WRITTEN REQUEST: Each record that follows should be repeated exactly, minus any images.
§ §
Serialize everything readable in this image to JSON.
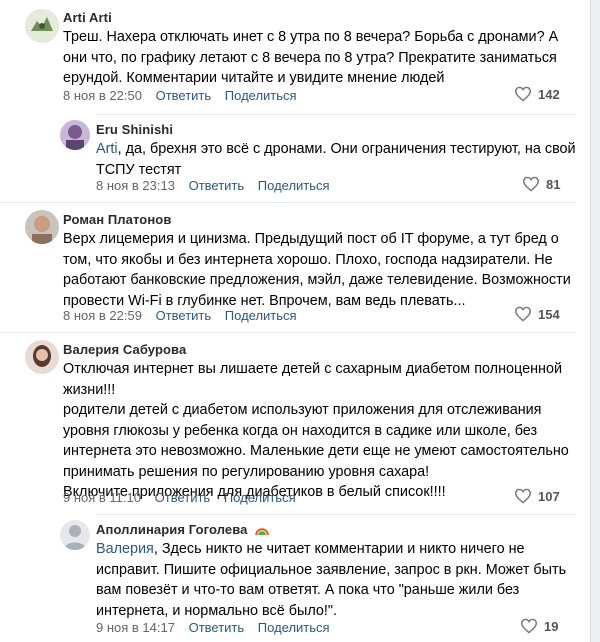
{
  "comments": [
    {
      "author": "Arti Arti",
      "lines": [
        "Треш. Нахера отключать инет с 8 утра по 8 вечера? Борьба с дронами? А",
        "они что, по графику летают с 8 вечера по 8 утра? Прекратите заниматься",
        "ерундой. Комментарии читайте и увидите мнение людей"
      ],
      "date": "8 ноя в 22:50",
      "reply_label": "Ответить",
      "share_label": "Поделиться",
      "likes": "142"
    },
    {
      "author": "Eru Shinishi",
      "mention": "Arti",
      "lines": [
        ", да, брехня это всё с дронами. Они ограничения тестируют, на свой",
        "ТСПУ тестят"
      ],
      "date": "8 ноя в 23:13",
      "reply_label": "Ответить",
      "share_label": "Поделиться",
      "likes": "81"
    },
    {
      "author": "Роман Платонов",
      "lines": [
        "Верх лицемерия и цинизма. Предыдущий пост об IT форуме, а тут бред о",
        "том, что якобы и без интернета хорошо. Плохо, господа надзиратели. Не",
        "работают банковские предложения, мэйл, даже телевидение. Возможности",
        "провести Wi-Fi в глубинке нет. Впрочем, вам ведь плевать..."
      ],
      "date": "8 ноя в 22:59",
      "reply_label": "Ответить",
      "share_label": "Поделиться",
      "likes": "154"
    },
    {
      "author": "Валерия Сабурова",
      "lines": [
        "Отключая интернет вы лишаете детей с сахарным диабетом полноценной",
        "жизни!!!",
        "родители детей с диабетом используют приложения для отслеживания",
        "уровня глюкозы у ребенка когда он находится в садике или школе, без",
        "интернета это невозможно. Маленькие дети еще не умеют самостоятельно",
        "принимать решения по регулированию уровня сахара!",
        "Включите приложения для диабетиков в белый список!!!!"
      ],
      "date": "9 ноя в 11:10",
      "reply_label": "Ответить",
      "share_label": "Поделиться",
      "likes": "107"
    },
    {
      "author": "Аполлинария Гоголева",
      "mention": "Валерия",
      "lines": [
        ", Здесь никто не читает комментарии и никто ничего не",
        "исправит. Пишите официальное заявление, запрос в ркн. Может быть",
        "вам повезёт и что-то вам ответят. А пока что \"раньше жили без",
        "интернета, и нормально всё было!\"."
      ],
      "date": "9 ноя в 14:17",
      "reply_label": "Ответить",
      "share_label": "Поделиться",
      "likes": "19"
    }
  ],
  "icons": {
    "like": "heart-icon",
    "emoji": "rainbow-icon"
  },
  "colors": {
    "link": "#2a5885",
    "meta": "#656565",
    "divider": "#e7e8ec"
  }
}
§ §
SOLUTION FOR THIS PROBLEM:
Serialize everything readable in this image to JSON.
{
  "comments": [
    {
      "author": "Arti Arti",
      "lines": [
        "Треш. Нахера отключать инет с 8 утра по 8 вечера? Борьба с дронами? А",
        "они что, по графику летают с 8 вечера по 8 утра? Прекратите заниматься",
        "ерундой. Комментарии читайте и увидите мнение людей"
      ],
      "date": "8 ноя в 22:50",
      "reply_label": "Ответить",
      "share_label": "Поделиться",
      "likes": "142"
    },
    {
      "author": "Eru Shinishi",
      "mention": "Arti",
      "lines": [
        ", да, брехня это всё с дронами. Они ограничения тестируют, на свой",
        "ТСПУ тестят"
      ],
      "date": "8 ноя в 23:13",
      "reply_label": "Ответить",
      "share_label": "Поделиться",
      "likes": "81"
    },
    {
      "author": "Роман Платонов",
      "lines": [
        "Верх лицемерия и цинизма. Предыдущий пост об IT форуме, а тут бред о",
        "том, что якобы и без интернета хорошо. Плохо, господа надзиратели. Не",
        "работают банковские предложения, мэйл, даже телевидение. Возможности",
        "провести Wi-Fi в глубинке нет. Впрочем, вам ведь плевать..."
      ],
      "date": "8 ноя в 22:59",
      "reply_label": "Ответить",
      "share_label": "Поделиться",
      "likes": "154"
    },
    {
      "author": "Валерия Сабурова",
      "lines": [
        "Отключая интернет вы лишаете детей с сахарным диабетом полноценной",
        "жизни!!!",
        "родители детей с диабетом используют приложения для отслеживания",
        "уровня глюкозы у ребенка когда он находится в садике или школе, без",
        "интернета это невозможно. Маленькие дети еще не умеют самостоятельно",
        "принимать решения по регулированию уровня сахара!",
        "Включите приложения для диабетиков в белый список!!!!"
      ],
      "date": "9 ноя в 11:10",
      "reply_label": "Ответить",
      "share_label": "Поделиться",
      "likes": "107"
    },
    {
      "author": "Аполлинария Гоголева",
      "mention": "Валерия",
      "lines": [
        ", Здесь никто не читает комментарии и никто ничего не",
        "исправит. Пишите официальное заявление, запрос в ркн. Может быть",
        "вам повезёт и что-то вам ответят. А пока что \"раньше жили без",
        "интернета, и нормально всё было!\"."
      ],
      "date": "9 ноя в 14:17",
      "reply_label": "Ответить",
      "share_label": "Поделиться",
      "likes": "19"
    }
  ],
  "icons": {
    "like": "heart-icon",
    "emoji": "rainbow-icon"
  },
  "colors": {
    "link": "#2a5885",
    "meta": "#656565",
    "divider": "#e7e8ec"
  }
}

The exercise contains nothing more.